AIM OF THE TASK:
Your answer should be one number: how many lines of the data include the string "новой"?
>> Start
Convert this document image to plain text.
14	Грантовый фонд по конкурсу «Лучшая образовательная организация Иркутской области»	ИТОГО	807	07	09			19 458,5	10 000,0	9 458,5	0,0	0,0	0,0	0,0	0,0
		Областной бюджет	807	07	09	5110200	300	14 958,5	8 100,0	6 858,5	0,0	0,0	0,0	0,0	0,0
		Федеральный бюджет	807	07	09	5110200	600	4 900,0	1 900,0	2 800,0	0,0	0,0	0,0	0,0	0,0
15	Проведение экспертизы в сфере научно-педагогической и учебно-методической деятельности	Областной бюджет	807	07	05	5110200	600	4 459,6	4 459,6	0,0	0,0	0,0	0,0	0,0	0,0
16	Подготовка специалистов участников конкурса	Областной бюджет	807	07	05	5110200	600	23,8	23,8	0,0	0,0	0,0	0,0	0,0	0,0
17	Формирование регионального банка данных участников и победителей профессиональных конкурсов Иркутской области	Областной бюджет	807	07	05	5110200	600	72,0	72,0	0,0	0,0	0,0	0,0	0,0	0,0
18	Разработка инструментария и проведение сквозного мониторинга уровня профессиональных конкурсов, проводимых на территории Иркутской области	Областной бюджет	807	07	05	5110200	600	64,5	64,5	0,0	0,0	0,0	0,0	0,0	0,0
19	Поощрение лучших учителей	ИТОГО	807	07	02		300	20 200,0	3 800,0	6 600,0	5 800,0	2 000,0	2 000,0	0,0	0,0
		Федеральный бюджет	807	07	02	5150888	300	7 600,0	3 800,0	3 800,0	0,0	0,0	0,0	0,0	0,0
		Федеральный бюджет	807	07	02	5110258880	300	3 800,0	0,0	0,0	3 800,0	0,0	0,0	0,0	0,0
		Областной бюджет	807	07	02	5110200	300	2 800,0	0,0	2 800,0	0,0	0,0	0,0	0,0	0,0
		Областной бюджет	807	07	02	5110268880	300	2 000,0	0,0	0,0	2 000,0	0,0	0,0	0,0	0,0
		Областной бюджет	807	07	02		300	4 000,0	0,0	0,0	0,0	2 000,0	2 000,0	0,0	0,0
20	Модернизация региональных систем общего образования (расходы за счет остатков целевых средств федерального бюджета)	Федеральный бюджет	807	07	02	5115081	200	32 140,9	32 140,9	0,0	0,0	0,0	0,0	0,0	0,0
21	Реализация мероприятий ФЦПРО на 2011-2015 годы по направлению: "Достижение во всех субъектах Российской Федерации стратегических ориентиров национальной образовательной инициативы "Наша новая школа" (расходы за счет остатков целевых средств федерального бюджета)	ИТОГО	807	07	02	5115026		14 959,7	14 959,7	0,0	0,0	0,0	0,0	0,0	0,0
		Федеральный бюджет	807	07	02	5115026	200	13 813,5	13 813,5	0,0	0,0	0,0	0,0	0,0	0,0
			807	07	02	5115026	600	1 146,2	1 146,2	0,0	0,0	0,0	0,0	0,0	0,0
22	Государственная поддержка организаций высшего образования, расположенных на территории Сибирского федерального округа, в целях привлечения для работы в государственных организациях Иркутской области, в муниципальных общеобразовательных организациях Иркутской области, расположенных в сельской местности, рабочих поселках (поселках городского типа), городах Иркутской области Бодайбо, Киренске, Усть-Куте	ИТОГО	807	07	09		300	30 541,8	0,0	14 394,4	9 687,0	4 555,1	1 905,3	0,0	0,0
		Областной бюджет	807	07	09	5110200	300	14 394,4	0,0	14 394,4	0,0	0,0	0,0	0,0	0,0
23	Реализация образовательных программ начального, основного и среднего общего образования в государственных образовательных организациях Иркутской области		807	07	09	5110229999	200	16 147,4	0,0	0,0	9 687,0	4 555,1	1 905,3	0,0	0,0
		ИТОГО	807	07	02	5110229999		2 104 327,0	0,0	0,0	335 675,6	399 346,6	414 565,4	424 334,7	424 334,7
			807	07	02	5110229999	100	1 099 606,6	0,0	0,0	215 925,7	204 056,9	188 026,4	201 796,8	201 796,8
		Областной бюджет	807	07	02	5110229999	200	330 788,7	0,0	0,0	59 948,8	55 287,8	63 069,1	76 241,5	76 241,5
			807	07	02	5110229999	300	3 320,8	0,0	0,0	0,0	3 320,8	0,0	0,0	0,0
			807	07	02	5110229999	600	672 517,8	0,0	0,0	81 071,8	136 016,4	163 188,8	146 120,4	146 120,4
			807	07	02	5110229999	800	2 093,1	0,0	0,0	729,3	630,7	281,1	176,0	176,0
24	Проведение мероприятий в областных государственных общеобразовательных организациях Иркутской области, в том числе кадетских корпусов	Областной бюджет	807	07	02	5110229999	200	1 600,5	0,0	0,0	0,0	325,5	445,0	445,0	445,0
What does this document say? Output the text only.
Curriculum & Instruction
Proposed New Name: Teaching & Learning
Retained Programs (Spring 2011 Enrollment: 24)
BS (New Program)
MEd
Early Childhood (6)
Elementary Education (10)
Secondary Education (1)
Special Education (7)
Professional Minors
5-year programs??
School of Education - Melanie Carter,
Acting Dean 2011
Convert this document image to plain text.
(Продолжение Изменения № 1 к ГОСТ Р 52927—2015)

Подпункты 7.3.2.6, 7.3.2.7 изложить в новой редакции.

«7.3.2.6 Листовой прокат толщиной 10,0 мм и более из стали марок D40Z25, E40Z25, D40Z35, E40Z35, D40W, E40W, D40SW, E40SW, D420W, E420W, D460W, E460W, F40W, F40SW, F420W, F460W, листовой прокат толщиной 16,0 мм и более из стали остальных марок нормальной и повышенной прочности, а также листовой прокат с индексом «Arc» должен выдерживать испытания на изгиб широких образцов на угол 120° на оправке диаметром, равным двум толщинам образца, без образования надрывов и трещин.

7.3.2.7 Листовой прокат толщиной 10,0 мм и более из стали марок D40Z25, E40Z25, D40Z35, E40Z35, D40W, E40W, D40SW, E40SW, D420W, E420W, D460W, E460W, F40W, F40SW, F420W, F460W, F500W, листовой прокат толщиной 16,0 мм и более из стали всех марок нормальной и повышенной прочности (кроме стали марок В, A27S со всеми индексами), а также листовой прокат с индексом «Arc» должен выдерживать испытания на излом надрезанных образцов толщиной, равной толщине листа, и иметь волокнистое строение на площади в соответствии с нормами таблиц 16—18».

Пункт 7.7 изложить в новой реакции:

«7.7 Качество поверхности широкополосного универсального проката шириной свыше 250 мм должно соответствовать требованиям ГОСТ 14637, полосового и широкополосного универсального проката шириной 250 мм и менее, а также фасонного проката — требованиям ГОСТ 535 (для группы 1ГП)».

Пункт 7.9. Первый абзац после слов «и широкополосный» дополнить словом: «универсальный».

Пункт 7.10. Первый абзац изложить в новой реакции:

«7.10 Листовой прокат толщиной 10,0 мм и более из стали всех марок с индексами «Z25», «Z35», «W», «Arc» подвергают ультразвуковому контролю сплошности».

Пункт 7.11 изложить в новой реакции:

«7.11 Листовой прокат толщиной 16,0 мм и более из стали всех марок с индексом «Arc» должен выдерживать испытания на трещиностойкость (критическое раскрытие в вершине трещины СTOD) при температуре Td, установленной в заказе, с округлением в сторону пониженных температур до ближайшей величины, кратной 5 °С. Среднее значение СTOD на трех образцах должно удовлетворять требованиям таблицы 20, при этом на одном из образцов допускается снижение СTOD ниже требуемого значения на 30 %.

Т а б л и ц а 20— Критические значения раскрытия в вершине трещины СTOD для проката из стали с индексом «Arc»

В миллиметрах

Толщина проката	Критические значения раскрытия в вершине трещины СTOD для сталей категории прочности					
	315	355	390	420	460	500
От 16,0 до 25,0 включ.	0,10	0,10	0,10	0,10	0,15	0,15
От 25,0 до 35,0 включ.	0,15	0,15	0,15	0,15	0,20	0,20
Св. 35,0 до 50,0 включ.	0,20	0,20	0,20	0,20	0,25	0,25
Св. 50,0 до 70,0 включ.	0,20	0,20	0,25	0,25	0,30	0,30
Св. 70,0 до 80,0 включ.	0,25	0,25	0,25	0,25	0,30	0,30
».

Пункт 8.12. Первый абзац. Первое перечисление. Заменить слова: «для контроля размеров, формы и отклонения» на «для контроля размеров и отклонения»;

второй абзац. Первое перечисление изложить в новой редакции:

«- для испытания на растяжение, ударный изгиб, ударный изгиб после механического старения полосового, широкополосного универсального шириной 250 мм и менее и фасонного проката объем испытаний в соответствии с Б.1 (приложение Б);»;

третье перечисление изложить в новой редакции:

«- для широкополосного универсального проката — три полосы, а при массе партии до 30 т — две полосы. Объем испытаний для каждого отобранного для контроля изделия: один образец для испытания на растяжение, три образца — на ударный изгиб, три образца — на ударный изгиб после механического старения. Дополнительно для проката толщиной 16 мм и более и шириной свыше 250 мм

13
>> End
EXERCISE OUTPUT:
6